● What you have to do
Take the data that follows and retype it word for word.

● Records shown
....................

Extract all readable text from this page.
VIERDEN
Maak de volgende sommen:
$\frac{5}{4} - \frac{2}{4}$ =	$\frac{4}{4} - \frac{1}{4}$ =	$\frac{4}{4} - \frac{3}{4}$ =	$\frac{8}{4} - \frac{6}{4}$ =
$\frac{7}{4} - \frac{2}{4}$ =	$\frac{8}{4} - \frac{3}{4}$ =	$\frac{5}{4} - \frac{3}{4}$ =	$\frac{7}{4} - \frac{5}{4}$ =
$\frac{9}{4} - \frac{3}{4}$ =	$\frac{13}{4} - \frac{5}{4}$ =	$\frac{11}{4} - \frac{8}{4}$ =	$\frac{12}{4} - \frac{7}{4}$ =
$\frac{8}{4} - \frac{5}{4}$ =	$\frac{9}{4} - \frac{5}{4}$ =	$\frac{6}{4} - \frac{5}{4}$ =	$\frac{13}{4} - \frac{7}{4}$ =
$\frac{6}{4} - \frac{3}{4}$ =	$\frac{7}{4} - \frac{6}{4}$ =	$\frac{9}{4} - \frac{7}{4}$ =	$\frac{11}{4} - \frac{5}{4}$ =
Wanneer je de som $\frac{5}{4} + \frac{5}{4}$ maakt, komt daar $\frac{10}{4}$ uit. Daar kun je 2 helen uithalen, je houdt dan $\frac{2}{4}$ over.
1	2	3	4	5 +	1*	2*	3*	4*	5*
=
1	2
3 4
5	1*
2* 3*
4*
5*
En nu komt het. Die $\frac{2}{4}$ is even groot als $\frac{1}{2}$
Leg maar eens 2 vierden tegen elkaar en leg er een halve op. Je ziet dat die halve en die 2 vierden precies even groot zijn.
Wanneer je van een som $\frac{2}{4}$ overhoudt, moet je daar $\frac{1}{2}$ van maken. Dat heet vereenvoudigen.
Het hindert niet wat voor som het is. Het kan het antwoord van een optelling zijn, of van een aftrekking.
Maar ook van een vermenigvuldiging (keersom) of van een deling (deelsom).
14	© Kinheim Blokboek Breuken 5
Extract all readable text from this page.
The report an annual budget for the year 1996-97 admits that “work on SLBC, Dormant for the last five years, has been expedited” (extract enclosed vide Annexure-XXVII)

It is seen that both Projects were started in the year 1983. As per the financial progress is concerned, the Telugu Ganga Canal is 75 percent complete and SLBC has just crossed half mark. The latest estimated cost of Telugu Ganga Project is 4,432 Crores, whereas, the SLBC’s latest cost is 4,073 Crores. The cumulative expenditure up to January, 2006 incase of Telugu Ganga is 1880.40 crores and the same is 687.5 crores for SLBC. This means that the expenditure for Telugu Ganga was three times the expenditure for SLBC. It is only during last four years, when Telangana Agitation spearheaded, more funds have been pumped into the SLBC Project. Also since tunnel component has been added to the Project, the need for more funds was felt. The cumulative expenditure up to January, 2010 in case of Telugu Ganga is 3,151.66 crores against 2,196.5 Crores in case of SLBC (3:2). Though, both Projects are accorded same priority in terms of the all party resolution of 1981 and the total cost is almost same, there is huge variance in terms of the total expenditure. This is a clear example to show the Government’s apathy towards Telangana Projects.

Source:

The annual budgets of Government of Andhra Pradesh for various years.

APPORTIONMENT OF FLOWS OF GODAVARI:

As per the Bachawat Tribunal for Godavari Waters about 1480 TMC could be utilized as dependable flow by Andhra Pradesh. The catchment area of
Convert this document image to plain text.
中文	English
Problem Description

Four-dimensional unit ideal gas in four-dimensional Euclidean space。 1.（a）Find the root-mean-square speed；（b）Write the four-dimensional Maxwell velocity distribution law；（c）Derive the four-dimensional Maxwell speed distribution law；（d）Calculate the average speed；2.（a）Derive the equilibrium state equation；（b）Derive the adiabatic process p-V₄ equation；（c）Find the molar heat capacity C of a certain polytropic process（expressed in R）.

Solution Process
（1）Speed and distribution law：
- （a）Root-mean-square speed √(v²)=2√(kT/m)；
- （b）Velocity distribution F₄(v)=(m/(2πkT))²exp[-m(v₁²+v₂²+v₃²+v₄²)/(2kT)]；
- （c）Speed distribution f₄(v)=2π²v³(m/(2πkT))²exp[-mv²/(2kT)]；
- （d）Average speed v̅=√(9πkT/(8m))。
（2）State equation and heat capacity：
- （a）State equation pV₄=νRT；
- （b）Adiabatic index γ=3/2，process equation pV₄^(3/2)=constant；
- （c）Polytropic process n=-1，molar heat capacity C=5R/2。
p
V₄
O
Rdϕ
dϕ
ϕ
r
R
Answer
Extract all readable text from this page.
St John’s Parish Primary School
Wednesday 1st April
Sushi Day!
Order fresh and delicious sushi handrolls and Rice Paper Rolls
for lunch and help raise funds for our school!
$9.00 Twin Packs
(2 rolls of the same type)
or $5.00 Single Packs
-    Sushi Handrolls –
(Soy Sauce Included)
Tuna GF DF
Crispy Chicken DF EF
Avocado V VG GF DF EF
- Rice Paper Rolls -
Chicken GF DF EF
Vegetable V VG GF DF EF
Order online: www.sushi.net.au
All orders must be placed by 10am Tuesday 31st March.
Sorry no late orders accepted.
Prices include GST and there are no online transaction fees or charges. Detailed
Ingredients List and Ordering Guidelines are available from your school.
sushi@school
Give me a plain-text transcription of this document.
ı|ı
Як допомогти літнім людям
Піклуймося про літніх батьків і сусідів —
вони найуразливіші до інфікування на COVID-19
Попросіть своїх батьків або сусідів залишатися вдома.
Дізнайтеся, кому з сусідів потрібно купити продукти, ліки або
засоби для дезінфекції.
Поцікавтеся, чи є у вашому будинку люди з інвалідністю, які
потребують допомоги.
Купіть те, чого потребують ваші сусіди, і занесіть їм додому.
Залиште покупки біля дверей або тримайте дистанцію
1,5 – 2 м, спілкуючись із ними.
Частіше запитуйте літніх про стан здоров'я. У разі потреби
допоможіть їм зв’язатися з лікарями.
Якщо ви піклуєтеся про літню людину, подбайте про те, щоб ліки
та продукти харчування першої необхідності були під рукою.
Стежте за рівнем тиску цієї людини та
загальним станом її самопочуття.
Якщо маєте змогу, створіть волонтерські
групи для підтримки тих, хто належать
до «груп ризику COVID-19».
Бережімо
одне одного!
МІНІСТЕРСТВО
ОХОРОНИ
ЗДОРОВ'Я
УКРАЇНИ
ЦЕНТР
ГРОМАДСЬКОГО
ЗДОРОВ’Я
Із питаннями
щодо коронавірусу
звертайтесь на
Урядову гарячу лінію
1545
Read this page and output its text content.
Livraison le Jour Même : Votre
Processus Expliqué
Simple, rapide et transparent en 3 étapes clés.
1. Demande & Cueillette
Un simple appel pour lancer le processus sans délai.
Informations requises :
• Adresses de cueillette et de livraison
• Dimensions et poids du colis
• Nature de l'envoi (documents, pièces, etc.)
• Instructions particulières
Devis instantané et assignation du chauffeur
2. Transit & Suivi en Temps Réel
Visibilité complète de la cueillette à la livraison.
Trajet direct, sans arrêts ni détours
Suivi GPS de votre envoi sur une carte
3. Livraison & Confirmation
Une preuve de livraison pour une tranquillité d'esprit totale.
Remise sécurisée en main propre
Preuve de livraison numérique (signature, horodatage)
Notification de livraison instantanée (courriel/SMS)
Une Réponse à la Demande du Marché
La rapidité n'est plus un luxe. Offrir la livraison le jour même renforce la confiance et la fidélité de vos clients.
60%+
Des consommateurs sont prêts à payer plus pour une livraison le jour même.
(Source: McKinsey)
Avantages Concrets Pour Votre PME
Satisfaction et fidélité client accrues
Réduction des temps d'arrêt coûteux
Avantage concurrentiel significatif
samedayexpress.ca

....................

● Output below
Extract all readable text from this page.
VIERDEN
Maak de volgende sommen:
$\frac{5}{4} - \frac{2}{4}$ =	$\frac{4}{4} - \frac{1}{4}$ =	$\frac{4}{4} - \frac{3}{4}$ =	$\frac{8}{4} - \frac{6}{4}$ =
$\frac{7}{4} - \frac{2}{4}$ =	$\frac{8}{4} - \frac{3}{4}$ =	$\frac{5}{4} - \frac{3}{4}$ =	$\frac{7}{4} - \frac{5}{4}$ =
$\frac{9}{4} - \frac{3}{4}$ =	$\frac{13}{4} - \frac{5}{4}$ =	$\frac{11}{4} - \frac{8}{4}$ =	$\frac{12}{4} - \frac{7}{4}$ =
$\frac{8}{4} - \frac{5}{4}$ =	$\frac{9}{4} - \frac{5}{4}$ =	$\frac{6}{4} - \frac{5}{4}$ =	$\frac{13}{4} - \frac{7}{4}$ =
$\frac{6}{4} - \frac{3}{4}$ =	$\frac{7}{4} - \frac{6}{4}$ =	$\frac{9}{4} - \frac{7}{4}$ =	$\frac{11}{4} - \frac{5}{4}$ =
Wanneer je de som $\frac{5}{4} + \frac{5}{4}$ maakt, komt daar $\frac{10}{4}$ uit. Daar kun je 2 helen uithalen, je houdt dan $\frac{2}{4}$ over.
1	2	3	4	5 +	1*	2*	3*	4*	5*
=
1	2
3 4
5	1*
2* 3*
4*
5*
En nu komt het. Die $\frac{2}{4}$ is even groot als $\frac{1}{2}$
Leg maar eens 2 vierden tegen elkaar en leg er een halve op. Je ziet dat die halve en die 2 vierden precies even groot zijn.
Wanneer je van een som $\frac{2}{4}$ overhoudt, moet je daar $\frac{1}{2}$ van maken. Dat heet vereenvoudigen.
Het hindert niet wat voor som het is. Het kan het antwoord van een optelling zijn, of van een aftrekking.
Maar ook van een vermenigvuldiging (keersom) of van een deling (deelsom).
14	© Kinheim Blokboek Breuken 5
Extract all readable text from this page.
The report an annual budget for the year 1996-97 admits that “work on SLBC, Dormant for the last five years, has been expedited” (extract enclosed vide Annexure-XXVII)

It is seen that both Projects were started in the year 1983. As per the financial progress is concerned, the Telugu Ganga Canal is 75 percent complete and SLBC has just crossed half mark. The latest estimated cost of Telugu Ganga Project is 4,432 Crores, whereas, the SLBC’s latest cost is 4,073 Crores. The cumulative expenditure up to January, 2006 incase of Telugu Ganga is 1880.40 crores and the same is 687.5 crores for SLBC. This means that the expenditure for Telugu Ganga was three times the expenditure for SLBC. It is only during last four years, when Telangana Agitation spearheaded, more funds have been pumped into the SLBC Project. Also since tunnel component has been added to the Project, the need for more funds was felt. The cumulative expenditure up to January, 2010 in case of Telugu Ganga is 3,151.66 crores against 2,196.5 Crores in case of SLBC (3:2). Though, both Projects are accorded same priority in terms of the all party resolution of 1981 and the total cost is almost same, there is huge variance in terms of the total expenditure. This is a clear example to show the Government’s apathy towards Telangana Projects.

Source:

The annual budgets of Government of Andhra Pradesh for various years.

APPORTIONMENT OF FLOWS OF GODAVARI:

As per the Bachawat Tribunal for Godavari Waters about 1480 TMC could be utilized as dependable flow by Andhra Pradesh. The catchment area of
Convert this document image to plain text.
中文	English
Problem Description

Four-dimensional unit ideal gas in four-dimensional Euclidean space。 1.（a）Find the root-mean-square speed；（b）Write the four-dimensional Maxwell velocity distribution law；（c）Derive the four-dimensional Maxwell speed distribution law；（d）Calculate the average speed；2.（a）Derive the equilibrium state equation；（b）Derive the adiabatic process p-V₄ equation；（c）Find the molar heat capacity C of a certain polytropic process（expressed in R）.

Solution Process
（1）Speed and distribution law：
- （a）Root-mean-square speed √(v²)=2√(kT/m)；
- （b）Velocity distribution F₄(v)=(m/(2πkT))²exp[-m(v₁²+v₂²+v₃²+v₄²)/(2kT)]；
- （c）Speed distribution f₄(v)=2π²v³(m/(2πkT))²exp[-mv²/(2kT)]；
- （d）Average speed v̅=√(9πkT/(8m))。
（2）State equation and heat capacity：
- （a）State equation pV₄=νRT；
- （b）Adiabatic index γ=3/2，process equation pV₄^(3/2)=constant；
- （c）Polytropic process n=-1，molar heat capacity C=5R/2。
p
V₄
O
Rdϕ
dϕ
ϕ
r
R
Answer
Extract all readable text from this page.
St John’s Parish Primary School
Wednesday 1st April
Sushi Day!
Order fresh and delicious sushi handrolls and Rice Paper Rolls
for lunch and help raise funds for our school!
$9.00 Twin Packs
(2 rolls of the same type)
or $5.00 Single Packs
-    Sushi Handrolls –
(Soy Sauce Included)
Tuna GF DF
Crispy Chicken DF EF
Avocado V VG GF DF EF
- Rice Paper Rolls -
Chicken GF DF EF
Vegetable V VG GF DF EF
Order online: www.sushi.net.au
All orders must be placed by 10am Tuesday 31st March.
Sorry no late orders accepted.
Prices include GST and there are no online transaction fees or charges. Detailed
Ingredients List and Ordering Guidelines are available from your school.
sushi@school
Give me a plain-text transcription of this document.
ı|ı
Як допомогти літнім людям
Піклуймося про літніх батьків і сусідів —
вони найуразливіші до інфікування на COVID-19
Попросіть своїх батьків або сусідів залишатися вдома.
Дізнайтеся, кому з сусідів потрібно купити продукти, ліки або
засоби для дезінфекції.
Поцікавтеся, чи є у вашому будинку люди з інвалідністю, які
потребують допомоги.
Купіть те, чого потребують ваші сусіди, і занесіть їм додому.
Залиште покупки біля дверей або тримайте дистанцію
1,5 – 2 м, спілкуючись із ними.
Частіше запитуйте літніх про стан здоров'я. У разі потреби
допоможіть їм зв’язатися з лікарями.
Якщо ви піклуєтеся про літню людину, подбайте про те, щоб ліки
та продукти харчування першої необхідності були під рукою.
Стежте за рівнем тиску цієї людини та
загальним станом її самопочуття.
Якщо маєте змогу, створіть волонтерські
групи для підтримки тих, хто належать
до «груп ризику COVID-19».
Бережімо
одне одного!
МІНІСТЕРСТВО
ОХОРОНИ
ЗДОРОВ'Я
УКРАЇНИ
ЦЕНТР
ГРОМАДСЬКОГО
ЗДОРОВ’Я
Із питаннями
щодо коронавірусу
звертайтесь на
Урядову гарячу лінію
1545
Read this page and output its text content.
Livraison le Jour Même : Votre
Processus Expliqué
Simple, rapide et transparent en 3 étapes clés.
1. Demande & Cueillette
Un simple appel pour lancer le processus sans délai.
Informations requises :
• Adresses de cueillette et de livraison
• Dimensions et poids du colis
• Nature de l'envoi (documents, pièces, etc.)
• Instructions particulières
Devis instantané et assignation du chauffeur
2. Transit & Suivi en Temps Réel
Visibilité complète de la cueillette à la livraison.
Trajet direct, sans arrêts ni détours
Suivi GPS de votre envoi sur une carte
3. Livraison & Confirmation
Une preuve de livraison pour une tranquillité d'esprit totale.
Remise sécurisée en main propre
Preuve de livraison numérique (signature, horodatage)
Notification de livraison instantanée (courriel/SMS)
Une Réponse à la Demande du Marché
La rapidité n'est plus un luxe. Offrir la livraison le jour même renforce la confiance et la fidélité de vos clients.
60%+
Des consommateurs sont prêts à payer plus pour une livraison le jour même.
(Source: McKinsey)
Avantages Concrets Pour Votre PME
Satisfaction et fidélité client accrues
Réduction des temps d'arrêt coûteux
Avantage concurrentiel significatif
samedayexpress.ca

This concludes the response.